**GOAL OF THE EXERCISE:** All lines holding the string "PPHP" are to be shown.

**DATA EXTRACT:**
* * * * *

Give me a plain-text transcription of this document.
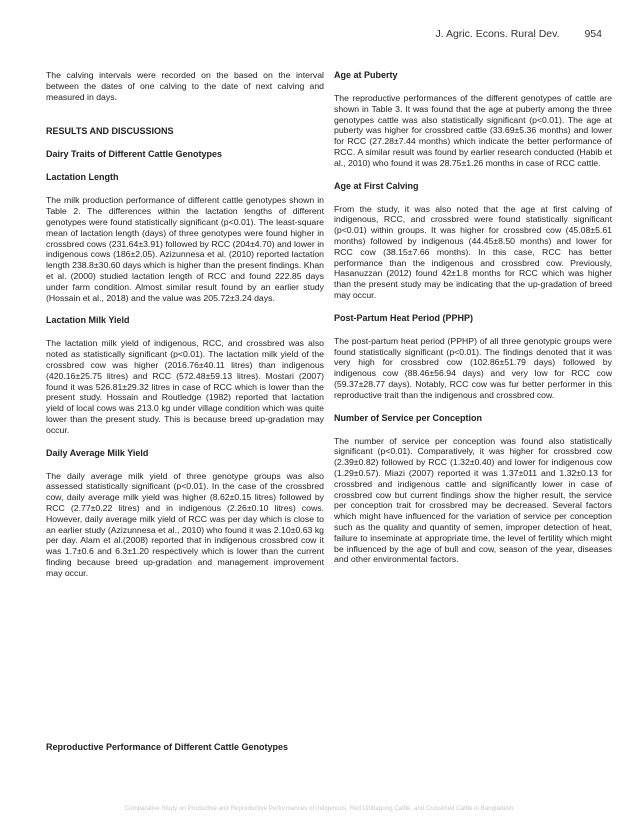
J. Agric. Econs. Rural Dev. 954

The calving intervals were recorded on the based on the interval between the dates of one calving to the date of next calving and measured in days.

RESULTS AND DISCUSSIONS
Dairy Traits of Different Cattle Genotypes
Lactation Length

The milk production performance of different cattle genotypes shown in Table 2. The differences within the lactation lengths of different genotypes were found statistically significant (p<0.01). The least-square mean of lactation length (days) of three genotypes were found higher in crossbred cows (231.64±3.91) followed by RCC (204±4.70) and lower in indigenous cows (186±2.05). Azizunnesa et al. (2010) reported lactation length 238.8±30.60 days which is higher than the present findings. Khan et al. (2000) studied lactation length of RCC and found 222.85 days under farm condition. Almost similar result found by an earlier study (Hossain et al., 2018) and the value was 205.72±3.24 days.

Lactation Milk Yield

The lactation milk yield of indigenous, RCC, and crossbred was also noted as statistically significant (p<0.01). The lactation milk yield of the crossbred cow was higher (2016.76±40.11 litres) than indigenous (420.16±25.75 litres) and RCC (572.48±59.13 litres). Mostari (2007) found it was 526.81±29.32 litres in case of RCC which is lower than the present study. Hossain and Routledge (1982) reported that lactation yield of local cows was 213.0 kg under village condition which was quite lower than the present study. This is because breed up-gradation may occur.

Daily Average Milk Yield

The daily average milk yield of three genotype groups was also assessed statistically significant (p<0.01). In the case of the crossbred cow, daily average milk yield was higher (8.62±0.15 litres) followed by RCC (2.77±0.22 litres) and in indigenous (2.26±0.10 litres) cows. However, daily average milk yield of RCC was per day which is close to an earlier study (Azizunnesa et al., 2010) who found it was 2.10±0.63 kg per day. Alam et al.(2008) reported that in indigenous crossbred cow it was 1.7±0.6 and 6.3±1.20 respectively which is lower than the current finding because breed up-gradation and management improvement may occur.

Reproductive Performance of Different Cattle Genotypes
Age at Puberty

The reproductive performances of the different genotypes of cattle are shown in Table 3. It was found that the age at puberty among the three genotypes cattle was also statistically significant (p<0.01). The age at puberty was higher for crossbred cattle (33.69±5.36 months) and lower for RCC (27.28±7.44 months) which indicate the better performance of RCC. A similar result was found by earlier research conducted (Habib et al., 2010) who found it was 28.75±1.26 months in case of RCC cattle.

Age at First Calving

From the study, it was also noted that the age at first calving of indigenous, RCC, and crossbred were found statistically significant (p<0.01) within groups. It was higher for crossbred cow (45.08±5.61 months) followed by indigenous (44.45±8.50 months) and lower for RCC cow (38.15±7.66 months). In this case, RCC has better performance than the indigenous and crossbred cow. Previously, Hasanuzzan (2012) found 42±1.8 months for RCC which was higher than the present study may be indicating that the up-gradation of breed may occur.

Post-Partum Heat Period (PPHP)

The post-partum heat period (PPHP) of all three genotypic groups were found statistically significant (p<0.01). The findings denoted that it was very high for crossbred cow (102.86±51.79 days) followed by indigenous cow (88.46±56.94 days) and very low for RCC cow (59.37±28.77 days). Notably, RCC cow was fur better performer in this reproductive trait than the indigenous and crossbred cow.

Number of Service per Conception

The number of service per conception was found also statistically significant (p<0.01). Comparatively, it was higher for crossbred cow (2.39±0.82) followed by RCC (1.32±0.40) and lower for indigenous cow (1.29±0.57). Miazi (2007) reported it was 1.37±011 and 1.32±0.13 for crossbred and indigenous cattle and significantly lower in case of crossbred cow but current findings show the higher result, the service per conception trait for crossbred may be decreased. Several factors which might have influenced for the variation of service per conception such as the quality and quantity of semen, improper detection of heat, failure to inseminate at appropriate time, the level of fertility which might be influenced by the age of bull and cow, season of the year, diseases and other environmental factors.

Comparative Study on Productive and Reproductive Performances of Indigenous, Red Chittagong Cattle, and Crossbred Cattle in Bangladesh
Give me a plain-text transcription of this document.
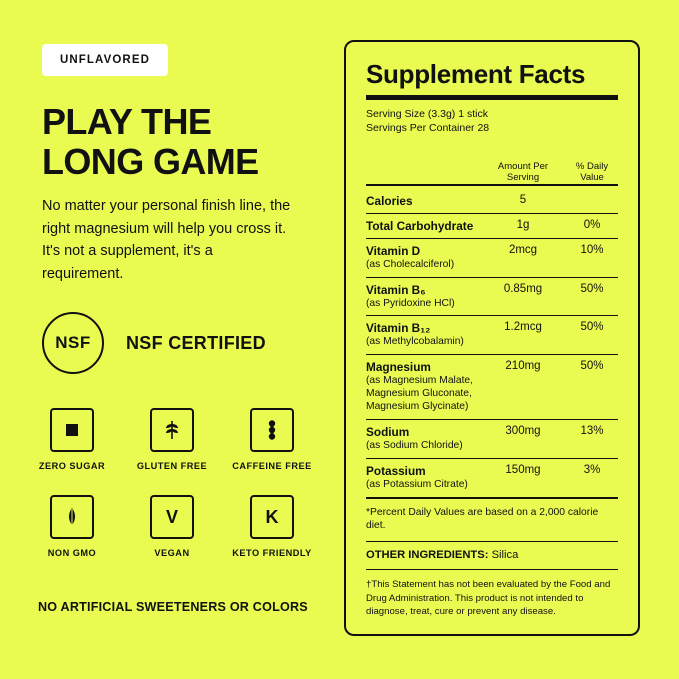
UNFLAVORED
PLAY THE
LONG GAME
No matter your personal finish line, the right magnesium will help you cross it. It's not a supplement, it's a requirement.
NSF	NSF CERTIFIED
ZERO SUGAR	GLUTEN FREE	CAFFEINE FREE
NON GMO
V
VEGAN
K
KETO FRIENDLY
NO ARTIFICIAL SWEETENERS OR COLORS
Supplement Facts
Serving Size (3.3g) 1 stick
Servings Per Container 28
Amount Per
Serving
% Daily
Value
Calories	5	
Total Carbohydrate	1g	0%
Vitamin D
(as Cholecalciferol)	2mcg	10%
Vitamin B₆
(as Pyridoxine HCl)	0.85mg	50%
Vitamin B₁₂
(as Methylcobalamin)	1.2mcg	50%
Magnesium
(as Magnesium Malate, Magnesium Gluconate, Magnesium Glycinate)	210mg	50%
Sodium
(as Sodium Chloride)	300mg	13%
Potassium
(as Potassium Citrate)	150mg	3%
*Percent Daily Values are based on a 2,000 calorie diet.
OTHER INGREDIENTS: Silica
†This Statement has not been evaluated by the Food and Drug Administration. This product is not intended to diagnose, treat, cure or prevent any disease.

* * * * *

**RESULT:**
Post-Partum Heat Period (PPHP)
The post-partum heat period (PPHP) of all three genotypic groups were found statistically significant (p<0.01). The findings denoted that it was very high for crossbred cow (102.86±51.79 days) followed by indigenous cow (88.46±56.94 days) and very low for RCC cow (59.37±28.77 days). Notably, RCC cow was fur better performer in this reproductive trait than the indigenous and crossbred cow.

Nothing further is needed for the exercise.